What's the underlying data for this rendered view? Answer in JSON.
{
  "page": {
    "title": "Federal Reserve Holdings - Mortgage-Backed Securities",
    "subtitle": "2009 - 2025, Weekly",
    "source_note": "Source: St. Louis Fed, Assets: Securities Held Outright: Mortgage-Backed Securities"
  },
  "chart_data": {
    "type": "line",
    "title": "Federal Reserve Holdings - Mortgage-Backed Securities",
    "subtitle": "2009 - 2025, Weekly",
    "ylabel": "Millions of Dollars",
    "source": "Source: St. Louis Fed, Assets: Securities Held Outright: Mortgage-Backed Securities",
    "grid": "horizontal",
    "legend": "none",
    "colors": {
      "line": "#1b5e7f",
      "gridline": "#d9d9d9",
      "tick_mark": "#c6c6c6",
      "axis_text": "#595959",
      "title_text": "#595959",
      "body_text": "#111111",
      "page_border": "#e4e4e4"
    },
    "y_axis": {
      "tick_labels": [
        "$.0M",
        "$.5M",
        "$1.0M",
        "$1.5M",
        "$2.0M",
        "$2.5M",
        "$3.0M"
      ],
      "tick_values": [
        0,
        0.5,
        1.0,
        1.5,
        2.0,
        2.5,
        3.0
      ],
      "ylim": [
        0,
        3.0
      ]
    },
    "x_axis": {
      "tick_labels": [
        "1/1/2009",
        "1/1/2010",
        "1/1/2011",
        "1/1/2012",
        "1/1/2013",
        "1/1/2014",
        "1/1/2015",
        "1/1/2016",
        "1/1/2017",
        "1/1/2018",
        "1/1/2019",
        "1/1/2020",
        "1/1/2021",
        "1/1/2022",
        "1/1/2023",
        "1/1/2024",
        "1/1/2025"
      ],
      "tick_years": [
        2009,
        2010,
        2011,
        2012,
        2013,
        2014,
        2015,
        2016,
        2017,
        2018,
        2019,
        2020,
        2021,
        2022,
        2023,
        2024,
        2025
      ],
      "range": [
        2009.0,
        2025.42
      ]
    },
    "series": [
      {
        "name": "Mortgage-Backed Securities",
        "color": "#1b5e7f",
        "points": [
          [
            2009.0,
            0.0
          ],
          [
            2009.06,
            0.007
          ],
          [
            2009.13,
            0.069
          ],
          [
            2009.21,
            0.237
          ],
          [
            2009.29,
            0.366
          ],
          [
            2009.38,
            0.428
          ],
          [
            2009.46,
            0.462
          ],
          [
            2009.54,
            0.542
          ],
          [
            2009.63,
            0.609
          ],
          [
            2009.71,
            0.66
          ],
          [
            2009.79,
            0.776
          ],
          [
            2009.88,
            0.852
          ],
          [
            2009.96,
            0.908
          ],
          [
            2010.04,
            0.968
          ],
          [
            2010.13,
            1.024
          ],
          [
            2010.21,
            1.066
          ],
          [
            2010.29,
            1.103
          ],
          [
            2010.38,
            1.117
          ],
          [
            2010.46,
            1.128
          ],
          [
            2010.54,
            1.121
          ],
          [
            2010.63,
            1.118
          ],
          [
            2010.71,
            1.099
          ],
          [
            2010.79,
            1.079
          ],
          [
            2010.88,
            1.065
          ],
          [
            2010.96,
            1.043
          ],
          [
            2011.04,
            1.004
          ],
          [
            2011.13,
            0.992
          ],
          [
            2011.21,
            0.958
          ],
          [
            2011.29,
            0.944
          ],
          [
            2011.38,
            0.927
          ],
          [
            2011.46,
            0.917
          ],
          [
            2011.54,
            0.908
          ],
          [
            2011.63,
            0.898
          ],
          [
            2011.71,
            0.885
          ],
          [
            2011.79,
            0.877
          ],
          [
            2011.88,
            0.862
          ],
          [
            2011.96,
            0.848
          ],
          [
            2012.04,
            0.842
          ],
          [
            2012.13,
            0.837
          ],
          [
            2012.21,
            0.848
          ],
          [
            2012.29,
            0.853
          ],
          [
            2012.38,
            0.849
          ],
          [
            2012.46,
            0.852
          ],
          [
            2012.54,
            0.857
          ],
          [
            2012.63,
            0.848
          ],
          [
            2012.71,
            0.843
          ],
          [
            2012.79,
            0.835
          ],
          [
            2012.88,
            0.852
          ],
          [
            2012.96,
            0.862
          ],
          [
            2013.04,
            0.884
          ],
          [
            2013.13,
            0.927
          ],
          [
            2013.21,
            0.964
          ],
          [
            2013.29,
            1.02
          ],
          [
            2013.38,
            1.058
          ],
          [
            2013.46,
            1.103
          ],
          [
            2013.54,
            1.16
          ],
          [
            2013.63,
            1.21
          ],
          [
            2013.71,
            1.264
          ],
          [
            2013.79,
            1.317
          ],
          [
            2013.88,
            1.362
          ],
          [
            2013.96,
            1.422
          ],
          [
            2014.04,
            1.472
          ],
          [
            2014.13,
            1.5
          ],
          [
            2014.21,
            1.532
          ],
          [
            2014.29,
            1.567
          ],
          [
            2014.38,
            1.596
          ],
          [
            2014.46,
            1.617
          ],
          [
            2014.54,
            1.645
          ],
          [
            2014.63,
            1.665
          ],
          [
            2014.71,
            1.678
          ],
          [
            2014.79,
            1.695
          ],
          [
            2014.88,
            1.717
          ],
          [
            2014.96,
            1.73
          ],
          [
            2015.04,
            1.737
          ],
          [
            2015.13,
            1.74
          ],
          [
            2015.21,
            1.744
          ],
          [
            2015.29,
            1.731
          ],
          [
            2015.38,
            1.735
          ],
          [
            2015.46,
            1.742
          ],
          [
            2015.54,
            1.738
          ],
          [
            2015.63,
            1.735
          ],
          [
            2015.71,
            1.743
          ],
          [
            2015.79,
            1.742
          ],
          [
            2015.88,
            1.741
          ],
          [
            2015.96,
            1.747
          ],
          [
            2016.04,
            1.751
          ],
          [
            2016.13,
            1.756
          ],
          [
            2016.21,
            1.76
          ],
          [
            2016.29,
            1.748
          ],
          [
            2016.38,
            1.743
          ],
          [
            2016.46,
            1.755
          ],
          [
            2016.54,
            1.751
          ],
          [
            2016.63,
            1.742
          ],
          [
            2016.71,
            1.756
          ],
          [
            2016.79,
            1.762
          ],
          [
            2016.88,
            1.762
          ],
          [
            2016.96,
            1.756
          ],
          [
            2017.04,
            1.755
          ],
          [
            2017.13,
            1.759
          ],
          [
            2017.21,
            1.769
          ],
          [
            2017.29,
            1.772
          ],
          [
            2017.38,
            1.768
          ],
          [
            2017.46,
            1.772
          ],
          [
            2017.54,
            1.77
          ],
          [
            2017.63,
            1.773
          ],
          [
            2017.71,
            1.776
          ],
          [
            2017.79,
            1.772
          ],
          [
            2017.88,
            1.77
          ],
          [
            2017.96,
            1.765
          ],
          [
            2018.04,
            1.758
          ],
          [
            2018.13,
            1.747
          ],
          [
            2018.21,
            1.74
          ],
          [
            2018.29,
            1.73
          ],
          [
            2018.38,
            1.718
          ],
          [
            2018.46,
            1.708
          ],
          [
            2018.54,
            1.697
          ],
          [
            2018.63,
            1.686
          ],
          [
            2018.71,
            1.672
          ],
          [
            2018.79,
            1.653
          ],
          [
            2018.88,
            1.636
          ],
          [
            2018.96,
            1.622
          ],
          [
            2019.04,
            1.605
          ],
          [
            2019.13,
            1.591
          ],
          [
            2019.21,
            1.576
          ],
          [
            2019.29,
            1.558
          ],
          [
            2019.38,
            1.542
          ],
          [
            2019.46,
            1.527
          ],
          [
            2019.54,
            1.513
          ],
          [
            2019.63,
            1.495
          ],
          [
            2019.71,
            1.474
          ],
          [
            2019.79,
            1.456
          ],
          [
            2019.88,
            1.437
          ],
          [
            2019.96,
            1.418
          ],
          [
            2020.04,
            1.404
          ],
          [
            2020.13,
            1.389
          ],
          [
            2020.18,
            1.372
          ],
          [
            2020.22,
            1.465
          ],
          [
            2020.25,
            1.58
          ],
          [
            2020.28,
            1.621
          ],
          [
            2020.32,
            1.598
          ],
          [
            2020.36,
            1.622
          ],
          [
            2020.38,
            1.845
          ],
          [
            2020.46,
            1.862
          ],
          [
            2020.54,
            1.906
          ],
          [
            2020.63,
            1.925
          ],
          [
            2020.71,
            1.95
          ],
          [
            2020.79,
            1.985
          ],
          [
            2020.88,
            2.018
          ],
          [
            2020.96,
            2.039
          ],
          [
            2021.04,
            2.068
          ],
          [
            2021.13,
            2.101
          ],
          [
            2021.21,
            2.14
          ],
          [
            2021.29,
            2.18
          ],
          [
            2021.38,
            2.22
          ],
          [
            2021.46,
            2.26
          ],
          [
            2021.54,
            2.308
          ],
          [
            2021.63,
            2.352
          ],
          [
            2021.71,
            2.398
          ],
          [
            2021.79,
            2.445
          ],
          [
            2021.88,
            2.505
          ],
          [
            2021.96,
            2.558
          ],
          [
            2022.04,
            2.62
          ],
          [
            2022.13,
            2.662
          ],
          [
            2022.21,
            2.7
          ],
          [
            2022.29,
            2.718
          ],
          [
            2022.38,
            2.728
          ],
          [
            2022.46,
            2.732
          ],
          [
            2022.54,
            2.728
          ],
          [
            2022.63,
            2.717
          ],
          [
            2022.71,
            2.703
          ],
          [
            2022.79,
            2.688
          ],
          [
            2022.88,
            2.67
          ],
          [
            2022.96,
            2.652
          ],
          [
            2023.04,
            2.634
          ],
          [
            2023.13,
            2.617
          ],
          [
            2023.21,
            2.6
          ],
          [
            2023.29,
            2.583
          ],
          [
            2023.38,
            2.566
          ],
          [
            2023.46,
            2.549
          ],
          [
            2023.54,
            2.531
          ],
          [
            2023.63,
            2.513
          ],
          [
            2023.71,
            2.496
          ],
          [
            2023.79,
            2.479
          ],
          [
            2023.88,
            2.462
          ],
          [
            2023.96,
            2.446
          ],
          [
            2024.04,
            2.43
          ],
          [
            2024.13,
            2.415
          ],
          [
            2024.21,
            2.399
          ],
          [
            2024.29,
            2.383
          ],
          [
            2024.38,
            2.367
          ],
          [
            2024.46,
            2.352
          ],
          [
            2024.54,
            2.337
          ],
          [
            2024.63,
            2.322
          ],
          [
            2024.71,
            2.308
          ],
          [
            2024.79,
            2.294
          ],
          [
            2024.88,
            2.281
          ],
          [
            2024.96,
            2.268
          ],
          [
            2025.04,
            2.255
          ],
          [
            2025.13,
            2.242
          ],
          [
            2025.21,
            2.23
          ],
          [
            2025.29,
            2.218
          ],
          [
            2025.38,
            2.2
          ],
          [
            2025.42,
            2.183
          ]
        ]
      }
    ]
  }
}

• **EXERCISE OBJECTIVE**: Return only the number of lines in the preceding records that contain the string "Outright".

• **WORKED ANSWER**: 2